-- TASK REQUIREMENTS --
Gather the lines from the material that contain "name".

-- DATASET CONTENT --
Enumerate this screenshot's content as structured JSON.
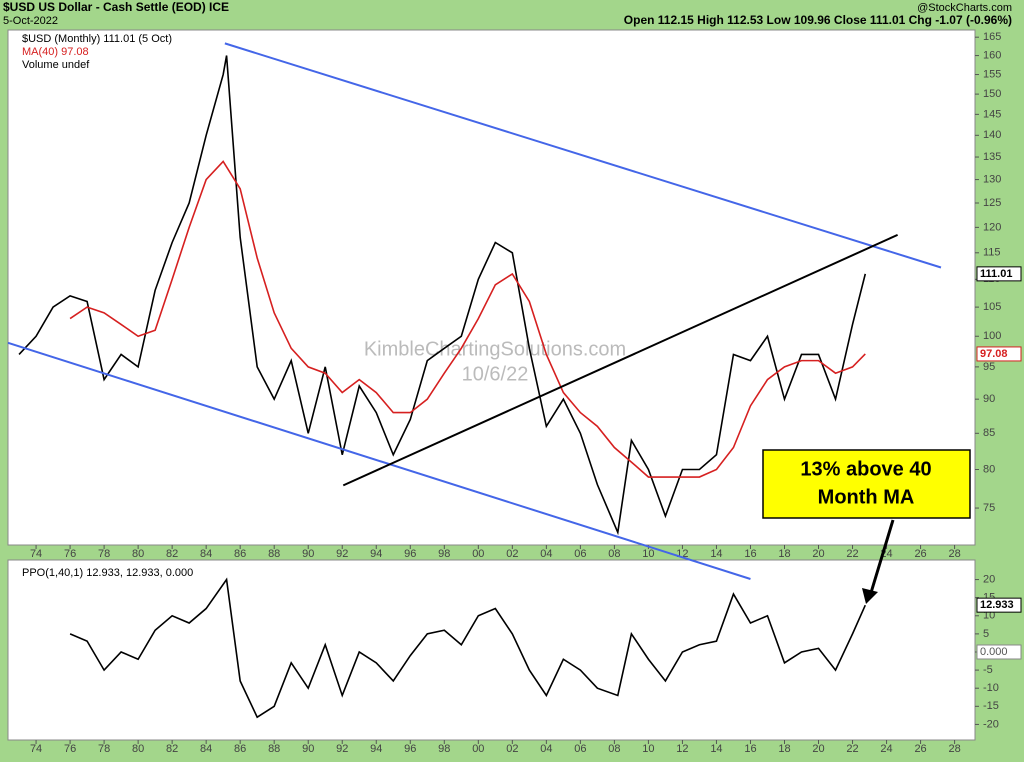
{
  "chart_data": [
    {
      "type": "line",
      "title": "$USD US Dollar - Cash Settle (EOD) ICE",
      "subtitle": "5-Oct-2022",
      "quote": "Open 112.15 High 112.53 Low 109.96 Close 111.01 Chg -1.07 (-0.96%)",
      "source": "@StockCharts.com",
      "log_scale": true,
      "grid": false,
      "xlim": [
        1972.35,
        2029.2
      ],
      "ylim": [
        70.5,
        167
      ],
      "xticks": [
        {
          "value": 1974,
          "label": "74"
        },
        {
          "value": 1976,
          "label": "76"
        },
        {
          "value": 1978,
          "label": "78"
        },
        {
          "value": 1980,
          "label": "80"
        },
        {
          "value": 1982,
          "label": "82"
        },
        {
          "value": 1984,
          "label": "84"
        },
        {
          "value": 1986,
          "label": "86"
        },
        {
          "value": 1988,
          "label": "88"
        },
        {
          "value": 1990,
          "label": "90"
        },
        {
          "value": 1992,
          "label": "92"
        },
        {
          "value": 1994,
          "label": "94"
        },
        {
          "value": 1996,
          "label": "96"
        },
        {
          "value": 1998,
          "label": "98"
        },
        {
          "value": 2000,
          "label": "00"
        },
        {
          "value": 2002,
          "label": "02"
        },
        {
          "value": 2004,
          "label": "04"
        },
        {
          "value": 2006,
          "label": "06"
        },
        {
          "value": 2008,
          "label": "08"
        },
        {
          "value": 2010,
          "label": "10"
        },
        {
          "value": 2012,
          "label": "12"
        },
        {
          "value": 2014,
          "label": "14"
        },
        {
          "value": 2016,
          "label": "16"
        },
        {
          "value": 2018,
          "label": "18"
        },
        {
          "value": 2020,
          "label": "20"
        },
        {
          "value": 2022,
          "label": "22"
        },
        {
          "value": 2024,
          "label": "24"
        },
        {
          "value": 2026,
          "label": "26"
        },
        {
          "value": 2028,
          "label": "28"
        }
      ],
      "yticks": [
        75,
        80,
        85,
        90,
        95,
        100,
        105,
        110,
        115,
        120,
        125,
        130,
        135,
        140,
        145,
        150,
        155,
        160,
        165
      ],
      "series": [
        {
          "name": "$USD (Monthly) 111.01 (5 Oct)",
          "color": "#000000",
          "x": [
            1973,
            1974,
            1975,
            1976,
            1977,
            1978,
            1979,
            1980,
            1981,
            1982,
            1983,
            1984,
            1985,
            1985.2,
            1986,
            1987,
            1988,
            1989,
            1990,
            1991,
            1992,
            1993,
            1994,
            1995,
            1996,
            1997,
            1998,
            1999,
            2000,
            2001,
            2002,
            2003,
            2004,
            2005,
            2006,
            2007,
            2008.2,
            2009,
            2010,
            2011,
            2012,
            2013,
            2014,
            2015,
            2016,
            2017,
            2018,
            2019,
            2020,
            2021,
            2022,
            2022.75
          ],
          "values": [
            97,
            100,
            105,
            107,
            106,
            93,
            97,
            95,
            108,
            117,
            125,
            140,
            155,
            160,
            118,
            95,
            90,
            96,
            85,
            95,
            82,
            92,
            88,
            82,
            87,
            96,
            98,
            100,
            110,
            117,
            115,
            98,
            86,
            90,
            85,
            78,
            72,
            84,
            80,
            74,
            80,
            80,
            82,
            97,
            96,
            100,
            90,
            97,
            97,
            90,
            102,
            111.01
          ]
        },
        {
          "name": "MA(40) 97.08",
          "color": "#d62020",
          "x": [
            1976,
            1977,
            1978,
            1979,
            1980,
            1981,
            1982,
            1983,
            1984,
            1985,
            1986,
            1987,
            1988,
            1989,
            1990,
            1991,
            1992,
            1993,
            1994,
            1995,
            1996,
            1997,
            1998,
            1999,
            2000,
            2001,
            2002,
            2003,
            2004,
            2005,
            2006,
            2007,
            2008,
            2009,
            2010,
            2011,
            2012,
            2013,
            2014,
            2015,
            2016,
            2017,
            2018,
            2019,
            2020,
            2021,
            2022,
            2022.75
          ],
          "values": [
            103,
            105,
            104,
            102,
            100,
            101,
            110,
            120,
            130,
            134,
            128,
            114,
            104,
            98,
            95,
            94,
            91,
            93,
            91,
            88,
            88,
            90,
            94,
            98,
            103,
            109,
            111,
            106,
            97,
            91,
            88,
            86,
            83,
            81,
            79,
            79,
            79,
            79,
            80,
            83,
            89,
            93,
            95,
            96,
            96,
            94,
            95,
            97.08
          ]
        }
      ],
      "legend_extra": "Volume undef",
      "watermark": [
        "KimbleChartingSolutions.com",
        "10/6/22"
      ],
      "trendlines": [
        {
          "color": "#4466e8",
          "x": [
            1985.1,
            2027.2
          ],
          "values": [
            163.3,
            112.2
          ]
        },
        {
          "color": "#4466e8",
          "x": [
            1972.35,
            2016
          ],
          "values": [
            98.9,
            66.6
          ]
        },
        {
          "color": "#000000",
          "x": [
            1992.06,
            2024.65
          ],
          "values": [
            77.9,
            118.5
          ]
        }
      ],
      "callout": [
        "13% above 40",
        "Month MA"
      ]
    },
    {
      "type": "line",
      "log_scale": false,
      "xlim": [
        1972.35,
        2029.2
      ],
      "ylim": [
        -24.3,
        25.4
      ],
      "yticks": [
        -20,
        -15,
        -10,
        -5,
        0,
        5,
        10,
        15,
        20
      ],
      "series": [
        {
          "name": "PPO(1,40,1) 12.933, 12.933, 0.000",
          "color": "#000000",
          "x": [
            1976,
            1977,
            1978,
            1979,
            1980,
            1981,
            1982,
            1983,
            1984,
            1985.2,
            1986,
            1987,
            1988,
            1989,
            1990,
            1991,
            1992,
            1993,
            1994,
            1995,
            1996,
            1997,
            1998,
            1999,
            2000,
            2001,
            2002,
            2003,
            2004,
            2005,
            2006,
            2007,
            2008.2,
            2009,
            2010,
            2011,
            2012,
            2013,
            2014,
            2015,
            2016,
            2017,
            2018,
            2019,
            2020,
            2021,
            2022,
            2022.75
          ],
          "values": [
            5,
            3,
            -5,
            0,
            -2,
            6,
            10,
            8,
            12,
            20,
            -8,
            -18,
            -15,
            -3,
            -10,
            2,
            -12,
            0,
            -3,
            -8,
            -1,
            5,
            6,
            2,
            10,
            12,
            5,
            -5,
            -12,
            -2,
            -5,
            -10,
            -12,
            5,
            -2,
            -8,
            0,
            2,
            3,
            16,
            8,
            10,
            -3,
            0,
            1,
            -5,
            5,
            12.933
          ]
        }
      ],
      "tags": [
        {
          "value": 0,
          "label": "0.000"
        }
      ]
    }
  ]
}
---
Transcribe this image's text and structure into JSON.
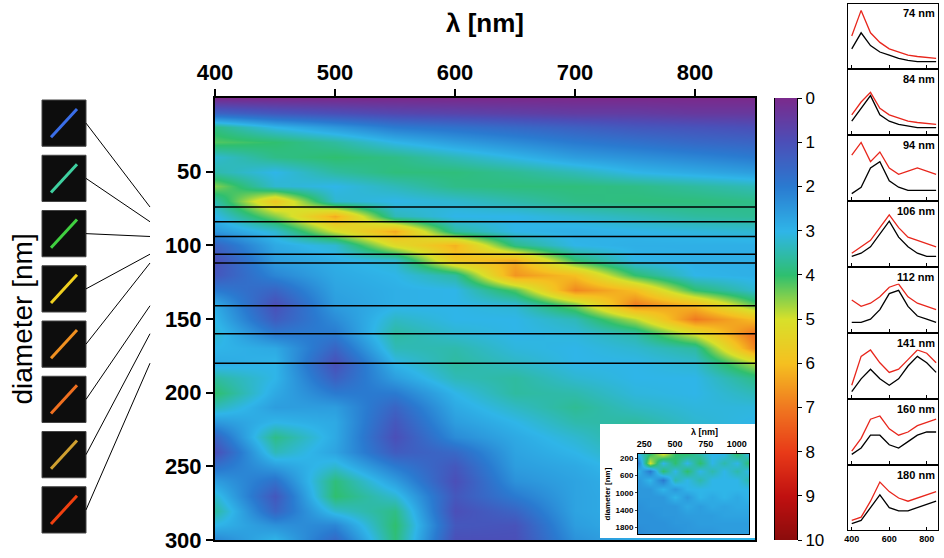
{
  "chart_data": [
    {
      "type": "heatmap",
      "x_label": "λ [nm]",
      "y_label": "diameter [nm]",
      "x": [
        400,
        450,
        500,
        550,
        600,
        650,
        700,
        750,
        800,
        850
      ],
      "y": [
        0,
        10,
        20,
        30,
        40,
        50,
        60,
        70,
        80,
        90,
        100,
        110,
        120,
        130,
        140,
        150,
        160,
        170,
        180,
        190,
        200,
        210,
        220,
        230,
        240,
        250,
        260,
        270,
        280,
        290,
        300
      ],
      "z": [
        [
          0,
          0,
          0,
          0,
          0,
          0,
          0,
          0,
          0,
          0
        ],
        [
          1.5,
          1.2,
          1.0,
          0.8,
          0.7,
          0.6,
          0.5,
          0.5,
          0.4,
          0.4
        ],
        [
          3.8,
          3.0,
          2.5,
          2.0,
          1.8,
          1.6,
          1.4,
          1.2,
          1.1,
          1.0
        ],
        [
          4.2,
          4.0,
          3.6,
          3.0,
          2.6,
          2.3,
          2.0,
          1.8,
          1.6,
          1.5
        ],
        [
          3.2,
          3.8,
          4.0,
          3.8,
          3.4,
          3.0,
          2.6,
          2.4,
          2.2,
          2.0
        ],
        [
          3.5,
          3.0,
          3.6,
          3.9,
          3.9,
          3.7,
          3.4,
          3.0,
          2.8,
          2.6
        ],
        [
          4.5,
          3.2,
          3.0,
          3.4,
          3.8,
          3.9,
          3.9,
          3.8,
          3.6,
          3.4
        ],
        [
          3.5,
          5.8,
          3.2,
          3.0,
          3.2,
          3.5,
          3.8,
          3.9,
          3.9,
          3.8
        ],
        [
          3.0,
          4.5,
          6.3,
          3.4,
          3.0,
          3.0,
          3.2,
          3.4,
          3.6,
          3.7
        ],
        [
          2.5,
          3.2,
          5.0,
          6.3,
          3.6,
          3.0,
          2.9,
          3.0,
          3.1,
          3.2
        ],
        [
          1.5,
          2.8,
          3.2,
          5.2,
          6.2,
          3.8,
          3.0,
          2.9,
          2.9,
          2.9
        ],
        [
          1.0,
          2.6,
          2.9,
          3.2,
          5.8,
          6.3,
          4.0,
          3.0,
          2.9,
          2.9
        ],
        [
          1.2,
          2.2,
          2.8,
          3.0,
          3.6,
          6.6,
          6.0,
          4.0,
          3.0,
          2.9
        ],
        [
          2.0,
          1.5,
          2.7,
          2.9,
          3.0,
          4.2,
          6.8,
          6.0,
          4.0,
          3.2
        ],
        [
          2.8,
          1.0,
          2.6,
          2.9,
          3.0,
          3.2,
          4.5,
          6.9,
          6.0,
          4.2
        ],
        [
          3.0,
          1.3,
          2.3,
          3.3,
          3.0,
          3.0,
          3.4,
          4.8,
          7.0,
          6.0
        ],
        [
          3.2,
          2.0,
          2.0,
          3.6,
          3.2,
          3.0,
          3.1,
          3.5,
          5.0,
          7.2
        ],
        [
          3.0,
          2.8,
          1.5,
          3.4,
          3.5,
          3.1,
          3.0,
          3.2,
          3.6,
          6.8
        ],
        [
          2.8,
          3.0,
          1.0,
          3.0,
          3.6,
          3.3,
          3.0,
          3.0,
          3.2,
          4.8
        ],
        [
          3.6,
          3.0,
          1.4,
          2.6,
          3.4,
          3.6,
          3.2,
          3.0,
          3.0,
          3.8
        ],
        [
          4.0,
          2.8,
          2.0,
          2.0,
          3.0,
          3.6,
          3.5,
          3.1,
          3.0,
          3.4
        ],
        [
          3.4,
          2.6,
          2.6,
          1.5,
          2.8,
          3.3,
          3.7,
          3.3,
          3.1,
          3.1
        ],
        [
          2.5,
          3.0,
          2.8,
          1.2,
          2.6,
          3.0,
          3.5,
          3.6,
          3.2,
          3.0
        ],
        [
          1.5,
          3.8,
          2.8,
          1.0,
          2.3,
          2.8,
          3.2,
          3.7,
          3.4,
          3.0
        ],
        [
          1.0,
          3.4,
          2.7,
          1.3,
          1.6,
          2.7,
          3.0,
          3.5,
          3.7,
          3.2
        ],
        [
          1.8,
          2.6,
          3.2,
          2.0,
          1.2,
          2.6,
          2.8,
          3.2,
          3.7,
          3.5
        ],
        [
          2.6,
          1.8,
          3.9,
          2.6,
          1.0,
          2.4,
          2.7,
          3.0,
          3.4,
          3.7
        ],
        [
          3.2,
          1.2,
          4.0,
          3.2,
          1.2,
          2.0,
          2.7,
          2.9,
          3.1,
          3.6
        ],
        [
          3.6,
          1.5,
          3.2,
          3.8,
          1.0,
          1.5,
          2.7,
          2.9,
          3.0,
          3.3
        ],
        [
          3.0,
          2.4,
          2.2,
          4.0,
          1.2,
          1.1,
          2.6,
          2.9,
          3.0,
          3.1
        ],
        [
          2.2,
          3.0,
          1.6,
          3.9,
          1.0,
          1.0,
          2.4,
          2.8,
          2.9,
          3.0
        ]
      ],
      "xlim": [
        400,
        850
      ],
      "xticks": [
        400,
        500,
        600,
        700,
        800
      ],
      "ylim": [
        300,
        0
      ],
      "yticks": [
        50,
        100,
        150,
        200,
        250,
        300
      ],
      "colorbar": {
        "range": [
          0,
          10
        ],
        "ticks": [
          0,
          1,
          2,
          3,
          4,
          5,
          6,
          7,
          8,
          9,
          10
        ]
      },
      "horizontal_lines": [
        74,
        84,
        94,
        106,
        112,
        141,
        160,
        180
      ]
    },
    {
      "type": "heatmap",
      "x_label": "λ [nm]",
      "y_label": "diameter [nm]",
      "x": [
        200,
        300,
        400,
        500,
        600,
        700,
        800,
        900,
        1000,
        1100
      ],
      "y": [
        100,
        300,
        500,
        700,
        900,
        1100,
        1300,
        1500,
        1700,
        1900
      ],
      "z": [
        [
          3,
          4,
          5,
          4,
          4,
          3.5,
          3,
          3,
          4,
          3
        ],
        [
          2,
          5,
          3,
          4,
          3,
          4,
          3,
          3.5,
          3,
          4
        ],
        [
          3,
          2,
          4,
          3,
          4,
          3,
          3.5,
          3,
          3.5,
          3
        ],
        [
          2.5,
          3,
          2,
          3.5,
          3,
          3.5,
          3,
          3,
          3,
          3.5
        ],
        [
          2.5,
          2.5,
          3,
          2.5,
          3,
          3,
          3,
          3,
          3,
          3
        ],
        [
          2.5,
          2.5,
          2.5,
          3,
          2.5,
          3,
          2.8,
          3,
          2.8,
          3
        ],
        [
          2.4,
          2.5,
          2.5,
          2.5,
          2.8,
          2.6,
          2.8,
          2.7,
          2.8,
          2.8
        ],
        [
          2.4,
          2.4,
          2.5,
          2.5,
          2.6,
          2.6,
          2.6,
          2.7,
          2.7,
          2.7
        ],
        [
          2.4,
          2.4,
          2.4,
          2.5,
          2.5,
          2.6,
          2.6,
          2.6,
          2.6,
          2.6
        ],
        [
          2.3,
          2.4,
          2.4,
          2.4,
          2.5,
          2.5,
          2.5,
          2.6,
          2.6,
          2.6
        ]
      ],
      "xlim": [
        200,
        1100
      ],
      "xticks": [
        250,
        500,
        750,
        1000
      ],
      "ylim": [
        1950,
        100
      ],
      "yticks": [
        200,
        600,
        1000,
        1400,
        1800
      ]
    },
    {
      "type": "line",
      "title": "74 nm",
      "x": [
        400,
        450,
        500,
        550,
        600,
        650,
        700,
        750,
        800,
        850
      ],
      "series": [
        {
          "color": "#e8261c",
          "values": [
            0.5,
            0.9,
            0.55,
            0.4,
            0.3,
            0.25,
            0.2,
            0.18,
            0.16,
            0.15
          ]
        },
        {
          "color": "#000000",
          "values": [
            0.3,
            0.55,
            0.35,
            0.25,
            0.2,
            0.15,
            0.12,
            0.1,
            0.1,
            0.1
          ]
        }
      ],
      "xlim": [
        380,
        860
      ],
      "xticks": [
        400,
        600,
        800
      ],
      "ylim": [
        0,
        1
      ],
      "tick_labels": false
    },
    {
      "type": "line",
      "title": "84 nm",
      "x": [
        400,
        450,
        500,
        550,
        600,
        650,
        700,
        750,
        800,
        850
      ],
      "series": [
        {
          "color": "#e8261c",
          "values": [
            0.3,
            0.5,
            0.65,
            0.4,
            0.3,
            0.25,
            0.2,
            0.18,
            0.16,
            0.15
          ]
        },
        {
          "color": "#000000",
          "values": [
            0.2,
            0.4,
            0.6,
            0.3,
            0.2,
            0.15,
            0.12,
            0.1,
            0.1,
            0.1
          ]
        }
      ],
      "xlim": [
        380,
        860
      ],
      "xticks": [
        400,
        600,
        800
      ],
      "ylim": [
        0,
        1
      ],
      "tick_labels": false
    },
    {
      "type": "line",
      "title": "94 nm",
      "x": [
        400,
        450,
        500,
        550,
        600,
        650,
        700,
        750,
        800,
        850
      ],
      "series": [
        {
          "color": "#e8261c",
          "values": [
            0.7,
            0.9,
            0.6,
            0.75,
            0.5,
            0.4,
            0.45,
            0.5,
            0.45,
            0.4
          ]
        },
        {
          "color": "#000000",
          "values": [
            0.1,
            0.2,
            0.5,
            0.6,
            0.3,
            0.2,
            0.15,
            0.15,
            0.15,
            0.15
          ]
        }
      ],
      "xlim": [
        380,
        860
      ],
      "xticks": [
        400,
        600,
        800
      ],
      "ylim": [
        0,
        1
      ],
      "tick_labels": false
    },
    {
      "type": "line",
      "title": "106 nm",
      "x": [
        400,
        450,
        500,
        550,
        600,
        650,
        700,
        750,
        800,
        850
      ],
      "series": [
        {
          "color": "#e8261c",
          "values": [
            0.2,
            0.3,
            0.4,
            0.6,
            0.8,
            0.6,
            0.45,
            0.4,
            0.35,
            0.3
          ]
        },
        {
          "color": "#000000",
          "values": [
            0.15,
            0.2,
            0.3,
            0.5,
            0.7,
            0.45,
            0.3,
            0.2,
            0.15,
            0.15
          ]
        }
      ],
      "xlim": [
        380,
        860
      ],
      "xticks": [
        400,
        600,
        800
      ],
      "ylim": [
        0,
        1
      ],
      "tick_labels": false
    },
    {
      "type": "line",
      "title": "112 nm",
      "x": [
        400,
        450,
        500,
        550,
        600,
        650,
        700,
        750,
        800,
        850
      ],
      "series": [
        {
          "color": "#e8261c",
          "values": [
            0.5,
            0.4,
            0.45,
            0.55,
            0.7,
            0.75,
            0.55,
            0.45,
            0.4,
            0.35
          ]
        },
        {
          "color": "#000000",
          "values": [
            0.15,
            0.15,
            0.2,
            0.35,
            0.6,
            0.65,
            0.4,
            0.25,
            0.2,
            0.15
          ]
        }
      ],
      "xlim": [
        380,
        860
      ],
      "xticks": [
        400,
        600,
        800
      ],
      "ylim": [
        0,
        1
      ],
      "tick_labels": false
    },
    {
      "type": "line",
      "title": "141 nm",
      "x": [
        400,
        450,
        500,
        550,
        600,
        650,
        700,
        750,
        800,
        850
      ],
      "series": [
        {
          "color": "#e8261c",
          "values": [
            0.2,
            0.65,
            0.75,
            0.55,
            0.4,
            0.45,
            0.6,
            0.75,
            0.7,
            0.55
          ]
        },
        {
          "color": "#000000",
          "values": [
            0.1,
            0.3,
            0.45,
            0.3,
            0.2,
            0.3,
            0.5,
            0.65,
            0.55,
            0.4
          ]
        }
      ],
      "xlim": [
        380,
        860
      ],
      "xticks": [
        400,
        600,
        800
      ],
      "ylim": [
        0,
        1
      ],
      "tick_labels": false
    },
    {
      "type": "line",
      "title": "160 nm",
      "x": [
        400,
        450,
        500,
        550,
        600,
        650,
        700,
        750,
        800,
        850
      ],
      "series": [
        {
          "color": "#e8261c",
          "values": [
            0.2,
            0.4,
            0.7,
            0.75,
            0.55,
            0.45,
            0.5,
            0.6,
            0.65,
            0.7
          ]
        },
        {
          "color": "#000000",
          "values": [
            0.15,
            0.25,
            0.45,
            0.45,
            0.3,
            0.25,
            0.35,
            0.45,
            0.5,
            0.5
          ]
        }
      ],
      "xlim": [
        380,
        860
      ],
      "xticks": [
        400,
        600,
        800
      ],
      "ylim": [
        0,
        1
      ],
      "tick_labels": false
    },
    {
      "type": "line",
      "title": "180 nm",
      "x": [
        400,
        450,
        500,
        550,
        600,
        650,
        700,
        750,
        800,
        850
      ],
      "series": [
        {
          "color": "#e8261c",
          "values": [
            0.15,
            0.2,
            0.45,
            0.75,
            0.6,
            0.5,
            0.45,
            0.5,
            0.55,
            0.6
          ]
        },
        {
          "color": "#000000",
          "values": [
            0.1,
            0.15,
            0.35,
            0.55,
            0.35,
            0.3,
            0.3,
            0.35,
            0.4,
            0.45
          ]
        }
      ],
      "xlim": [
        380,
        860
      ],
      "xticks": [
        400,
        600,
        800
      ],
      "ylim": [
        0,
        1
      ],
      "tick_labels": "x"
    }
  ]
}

-- ANSWER TO THIS TASK --
          "name": "$USD (Monthly) 111.01 (5 Oct)",
          "name": "MA(40) 97.08",
          "name": "PPO(1,40,1) 12.933, 12.933, 0.000",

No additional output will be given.